═══ PASSAGE SHOWN

Franny K. Stein
- Cover of book one Lunch Walks Among Us
- Lunch Walks Among Us Attack Of The 50-Ft. Cupid The Invisible Fran The Fran That Time Forgot Frantastic Voyage The Fran With Four Brains The Frandidate Bad Hair Day Recipe for Disaster Mood Science
- Author: Jim Benton
- Cover artist: Jim Benton
- Country: United States
- Language: English
- Genre: Children's literature
- Publisher: Simon & Schuster
- Published: 2003 - 2021
- Media type: Print (paperback)
- No. of books: 10

= Franny K. Stein =

Children's book series by Jim Benton

Franny K. Stein is a children's book series by American author Jim Benton. The series was first published in 2003 with the entry Lunch Walks Among Us by Simon & Schuster. The titles of the series all play on book or film titles, such as Attack of the 50 Foot Woman and Fantastic Voyage.

==Synopsis==
The Franny K. Stein series follows its titular character Franny, an elementary school girl that's ostracized from her classmates due to her strange behaviors and experiments. Throughout the series Franny is often called upon to battle various creatures or put into weird situations, sometimes ones that she herself contributed to either accidentally or deliberately.

==Film adaptation==
In 2007, the film rights to the series were optioned by East of Doheny, with plans to create a series of animated films. No director or writer for the film has been announced and there have been no further announcements on the project since then.

==Reception==
Critical reception for the series has been mostly positive, with the School Library Journal praising the series for being "age appropriate" and having an appeal to both boys and girls. Publishers Weekly has also given the series a positive rating, calling the first book a "copiously and cartoonishly illustrated novel". Kirkus Reviews gave an overall positive review but stated (with a degree of sarcasm) that it "isn't anything like a blatant grab for Captain Underpants fans, oh no".

===Awards===
- Gryphon Honor Award, 2004 (Lunch Walks Among Us)
- Golden Duck Award, 2006 (The Fran That Time Forgot)

══════

— PROBLEM —
Extract the part of the Franny K. Stein article that starts at the words "- No. of books: 10" and ends after "and Fantastic Voyage.". Work only from the Franny K. Stein article shown here.

═══ DATA SEGMENT

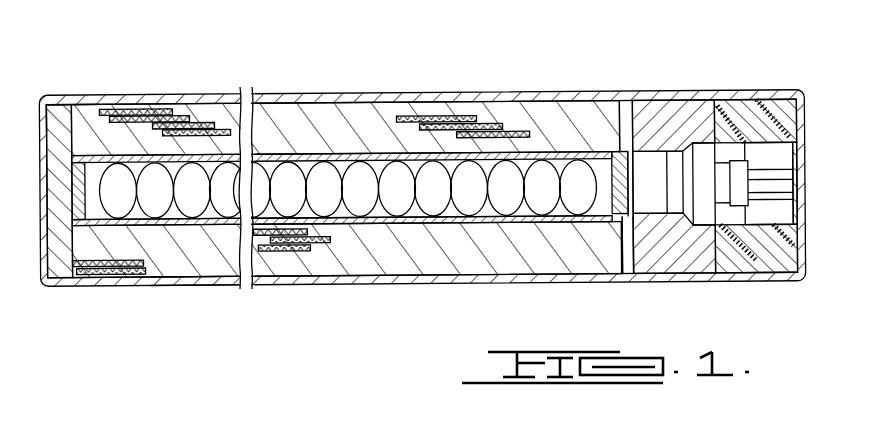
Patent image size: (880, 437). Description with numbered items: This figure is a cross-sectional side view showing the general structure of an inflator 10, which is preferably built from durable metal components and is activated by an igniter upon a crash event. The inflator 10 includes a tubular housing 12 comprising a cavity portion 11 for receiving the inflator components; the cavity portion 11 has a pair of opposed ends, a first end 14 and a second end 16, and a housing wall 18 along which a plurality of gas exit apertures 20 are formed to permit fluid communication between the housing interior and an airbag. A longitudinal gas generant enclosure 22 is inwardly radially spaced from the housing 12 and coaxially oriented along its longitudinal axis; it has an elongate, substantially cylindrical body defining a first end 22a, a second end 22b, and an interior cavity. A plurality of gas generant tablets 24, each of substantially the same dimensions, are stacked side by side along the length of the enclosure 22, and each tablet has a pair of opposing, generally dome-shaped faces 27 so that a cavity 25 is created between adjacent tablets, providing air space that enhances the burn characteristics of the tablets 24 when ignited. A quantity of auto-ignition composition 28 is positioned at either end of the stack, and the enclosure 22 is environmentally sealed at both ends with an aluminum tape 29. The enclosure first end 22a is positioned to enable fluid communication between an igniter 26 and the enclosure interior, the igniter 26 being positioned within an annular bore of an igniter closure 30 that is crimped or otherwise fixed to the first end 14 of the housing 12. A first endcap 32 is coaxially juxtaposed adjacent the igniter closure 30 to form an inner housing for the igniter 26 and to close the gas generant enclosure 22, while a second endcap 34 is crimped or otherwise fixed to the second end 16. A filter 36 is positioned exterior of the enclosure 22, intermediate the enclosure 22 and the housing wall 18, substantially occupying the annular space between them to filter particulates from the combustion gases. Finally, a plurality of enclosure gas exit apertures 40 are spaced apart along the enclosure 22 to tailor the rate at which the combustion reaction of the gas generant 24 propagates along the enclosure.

══════

— OUTPUT OF THE EXERCISE —
- No. of books: 10

= Franny K. Stein =

Children's book series by Jim Benton

Franny K. Stein is a children's book series by American author Jim Benton. The series was first published in 2003 with the entry Lunch Walks Among Us by Simon & Schuster. The titles of the series all play on book or film titles, such as Attack of the 50 Foot Woman and Fantastic Voyage.